*** PASSAGE CHOISI ***

A Nantes, le 15 décembre 2018. Sebastien Salom-Gomis / AFP

Si la révolte des gilets jaunes peut sembler en rupture par rapport à des formes plus traditionnelles de protestation sociale, en revanche la gestion policière de ce mouvement par le gouvernement s’inscrit dans des habitudes bien établies. Surprises dans un premier temps par l’amplitude – largement sous-estimée – de la mobilisation, les forces de sécurité se sont ensuite surmobilisées afin d’éviter de donner l’impression d’être dépassées par les événements, au point de disposer de ratios policier/manifestant rarement égalés à Paris.

D’abord fragilisé par l’ampleur – réelle ou supposée – de la menace contre les institutions, réfugié sous la protection de ces forces qui ont un temps constitué le dernier rempart contre une « prise » supposée de l’Élysée, le gouvernement, aujourd’hui fort de la décrue du nombre de participants aux actions, réaffirme une posture d’autorité qui tranche avec l’attitude plus discrète des semaines passées.

*** EXTRAIT DE DONNÉES ***

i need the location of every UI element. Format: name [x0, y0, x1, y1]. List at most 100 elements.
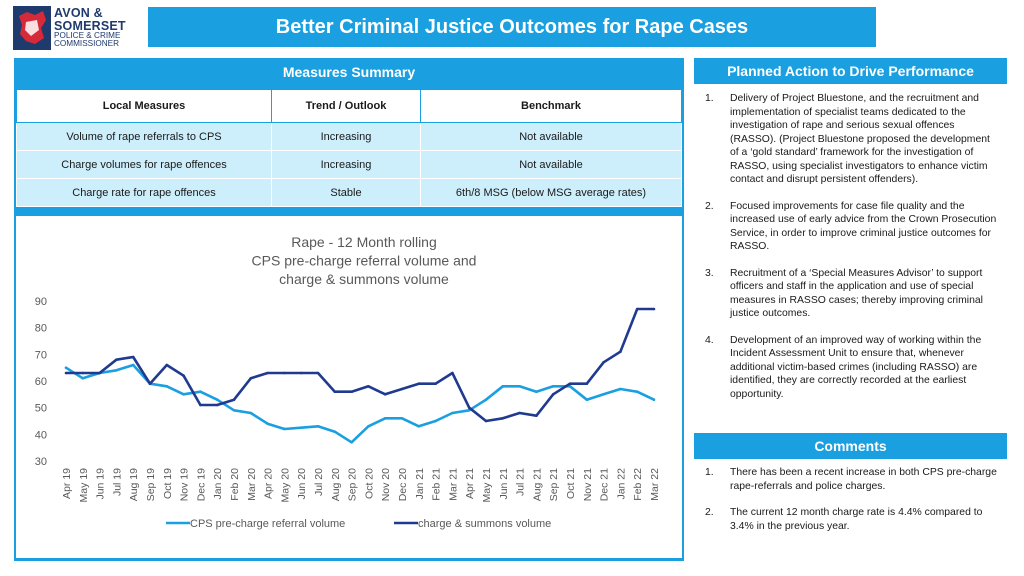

***

→ **CONSIGNE**: Poursuivez le passage sur le maintien de l'ordre face aux gilets jaunes au-delà de sa dernière phrase. La liste n'a aucun lien avec le passage sur le maintien de l'ordre face aux gilets jaunes.

→ **RÉPONSE**:
Après avoir tenté de dissuader par tous les arguments possibles les potentiels manifestants de se joindre aux manifestants les plus motivés, invoquant les risques qu’ils prenaient pour leur intégrité physique, le gouvernement, et en premier lieu son ministre de l’Intérieur, Christophe Castaner, tente désormais de réaffirmer son autorité via la maîtrise de l’outil policier.

Un outil policier à manier avec prudence

Pourtant, les semaines précédentes ont montré combien celui-ci était complexe et ambigu à utiliser. Entre, d’une part, la relative tolérance par rapport à certains des débordements et, d’autre part, la volonté de montrer sa maîtrise du terrain ; entre son désir de discréditer un mouvement par ses actions les plus violentes et l’obligation de tenir compte de la sympathie rencontré par celui-ci auprès d’une majorité de la population, le maniement de la force s’est avérée difficile.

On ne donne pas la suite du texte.